# STATED GOAL:
Filter the entries below, keeping every line that has the word "άλλου".

# GIVEN ENTRIES:
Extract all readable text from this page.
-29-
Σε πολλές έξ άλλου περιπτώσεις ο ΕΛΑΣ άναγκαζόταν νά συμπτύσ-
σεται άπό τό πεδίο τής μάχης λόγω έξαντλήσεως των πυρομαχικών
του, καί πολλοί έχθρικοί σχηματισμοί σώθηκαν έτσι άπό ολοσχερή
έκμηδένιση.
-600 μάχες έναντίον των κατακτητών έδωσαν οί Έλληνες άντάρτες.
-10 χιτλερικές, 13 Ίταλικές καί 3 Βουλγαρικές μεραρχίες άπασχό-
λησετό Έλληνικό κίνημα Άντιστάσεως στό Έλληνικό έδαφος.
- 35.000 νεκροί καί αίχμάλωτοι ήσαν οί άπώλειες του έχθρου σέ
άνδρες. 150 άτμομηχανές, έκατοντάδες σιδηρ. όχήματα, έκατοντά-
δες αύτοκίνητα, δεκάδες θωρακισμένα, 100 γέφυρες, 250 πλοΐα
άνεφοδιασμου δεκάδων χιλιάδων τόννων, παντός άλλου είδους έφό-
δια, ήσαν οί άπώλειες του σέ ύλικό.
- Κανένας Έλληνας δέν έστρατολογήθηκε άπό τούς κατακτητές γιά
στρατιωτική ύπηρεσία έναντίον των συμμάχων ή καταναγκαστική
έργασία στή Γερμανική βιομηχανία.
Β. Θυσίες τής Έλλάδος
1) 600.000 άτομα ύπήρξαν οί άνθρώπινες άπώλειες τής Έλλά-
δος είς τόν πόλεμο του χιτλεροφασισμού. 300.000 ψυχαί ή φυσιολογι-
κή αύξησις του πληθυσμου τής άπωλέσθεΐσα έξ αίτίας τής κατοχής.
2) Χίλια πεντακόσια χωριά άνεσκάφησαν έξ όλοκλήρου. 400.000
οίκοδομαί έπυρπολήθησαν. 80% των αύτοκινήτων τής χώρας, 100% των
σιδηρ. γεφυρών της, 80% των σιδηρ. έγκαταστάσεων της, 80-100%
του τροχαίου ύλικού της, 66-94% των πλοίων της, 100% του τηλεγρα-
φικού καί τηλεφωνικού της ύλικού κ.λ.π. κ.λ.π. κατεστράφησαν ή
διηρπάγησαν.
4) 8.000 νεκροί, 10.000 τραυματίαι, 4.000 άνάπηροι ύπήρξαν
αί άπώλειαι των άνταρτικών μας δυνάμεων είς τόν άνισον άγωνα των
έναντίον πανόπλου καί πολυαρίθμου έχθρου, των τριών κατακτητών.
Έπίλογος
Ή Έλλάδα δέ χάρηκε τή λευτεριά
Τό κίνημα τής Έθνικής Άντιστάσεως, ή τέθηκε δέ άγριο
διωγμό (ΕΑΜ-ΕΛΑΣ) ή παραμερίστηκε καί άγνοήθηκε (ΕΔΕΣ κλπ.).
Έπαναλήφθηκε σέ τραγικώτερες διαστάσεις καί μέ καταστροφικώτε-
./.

# OUTPUT OF THE EXERCISE:
Σε πολλές έξ άλλου περιπτώσεις ο ΕΛΑΣ άναγκαζόταν νά συμπτύσ-
άνεφοδιασμου δεκάδων χιλιάδων τόννων, παντός άλλου είδους έφό-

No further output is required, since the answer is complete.